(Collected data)
========================================================================

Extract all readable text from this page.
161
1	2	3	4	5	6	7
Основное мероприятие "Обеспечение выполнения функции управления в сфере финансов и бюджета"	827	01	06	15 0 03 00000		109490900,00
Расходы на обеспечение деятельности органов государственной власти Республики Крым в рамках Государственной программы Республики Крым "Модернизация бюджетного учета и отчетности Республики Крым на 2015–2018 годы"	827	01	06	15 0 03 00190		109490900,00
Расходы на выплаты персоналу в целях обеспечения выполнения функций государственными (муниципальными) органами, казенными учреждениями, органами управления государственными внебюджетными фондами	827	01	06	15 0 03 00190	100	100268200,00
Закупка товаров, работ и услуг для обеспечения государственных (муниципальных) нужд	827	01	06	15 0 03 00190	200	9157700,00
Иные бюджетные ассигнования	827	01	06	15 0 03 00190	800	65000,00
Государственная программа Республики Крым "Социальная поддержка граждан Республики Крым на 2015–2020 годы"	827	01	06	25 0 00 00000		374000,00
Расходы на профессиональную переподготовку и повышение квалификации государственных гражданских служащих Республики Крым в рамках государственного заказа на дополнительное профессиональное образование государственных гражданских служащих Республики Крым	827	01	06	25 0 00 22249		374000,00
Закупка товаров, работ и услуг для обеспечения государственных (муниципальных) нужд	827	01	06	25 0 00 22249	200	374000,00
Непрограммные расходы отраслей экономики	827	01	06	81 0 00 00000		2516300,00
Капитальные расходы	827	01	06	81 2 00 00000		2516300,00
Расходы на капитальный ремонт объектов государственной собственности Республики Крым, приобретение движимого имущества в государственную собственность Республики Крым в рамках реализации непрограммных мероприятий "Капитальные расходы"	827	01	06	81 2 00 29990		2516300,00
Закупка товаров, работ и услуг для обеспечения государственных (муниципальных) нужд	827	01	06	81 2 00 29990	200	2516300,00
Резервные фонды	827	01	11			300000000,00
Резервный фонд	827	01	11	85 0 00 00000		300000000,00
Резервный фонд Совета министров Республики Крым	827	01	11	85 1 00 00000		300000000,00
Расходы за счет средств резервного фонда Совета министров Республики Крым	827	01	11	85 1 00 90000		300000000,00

========================================================================

#### [Stated task]
Set every line of the listing down word for word.

#### [Worked solution]
Extract all readable text from this page.
161
1	2	3	4	5	6	7
Основное мероприятие "Обеспечение выполнения функции управления в сфере финансов и бюджета"	827	01	06	15 0 03 00000		109490900,00
Расходы на обеспечение деятельности органов государственной власти Республики Крым в рамках Государственной программы Республики Крым "Модернизация бюджетного учета и отчетности Республики Крым на 2015–2018 годы"	827	01	06	15 0 03 00190		109490900,00
Расходы на выплаты персоналу в целях обеспечения выполнения функций государственными (муниципальными) органами, казенными учреждениями, органами управления государственными внебюджетными фондами	827	01	06	15 0 03 00190	100	100268200,00
Закупка товаров, работ и услуг для обеспечения государственных (муниципальных) нужд	827	01	06	15 0 03 00190	200	9157700,00
Иные бюджетные ассигнования	827	01	06	15 0 03 00190	800	65000,00
Государственная программа Республики Крым "Социальная поддержка граждан Республики Крым на 2015–2020 годы"	827	01	06	25 0 00 00000		374000,00
Расходы на профессиональную переподготовку и повышение квалификации государственных гражданских служащих Республики Крым в рамках государственного заказа на дополнительное профессиональное образование государственных гражданских служащих Республики Крым	827	01	06	25 0 00 22249		374000,00
Закупка товаров, работ и услуг для обеспечения государственных (муниципальных) нужд	827	01	06	25 0 00 22249	200	374000,00
Непрограммные расходы отраслей экономики	827	01	06	81 0 00 00000		2516300,00
Капитальные расходы	827	01	06	81 2 00 00000		2516300,00
Расходы на капитальный ремонт объектов государственной собственности Республики Крым, приобретение движимого имущества в государственную собственность Республики Крым в рамках реализации непрограммных мероприятий "Капитальные расходы"	827	01	06	81 2 00 29990		2516300,00
Закупка товаров, работ и услуг для обеспечения государственных (муниципальных) нужд	827	01	06	81 2 00 29990	200	2516300,00
Резервные фонды	827	01	11			300000000,00
Резервный фонд	827	01	11	85 0 00 00000		300000000,00
Резервный фонд Совета министров Республики Крым	827	01	11	85 1 00 00000		300000000,00
Расходы за счет средств резервного фонда Совета министров Республики Крым	827	01	11	85 1 00 90000		300000000,00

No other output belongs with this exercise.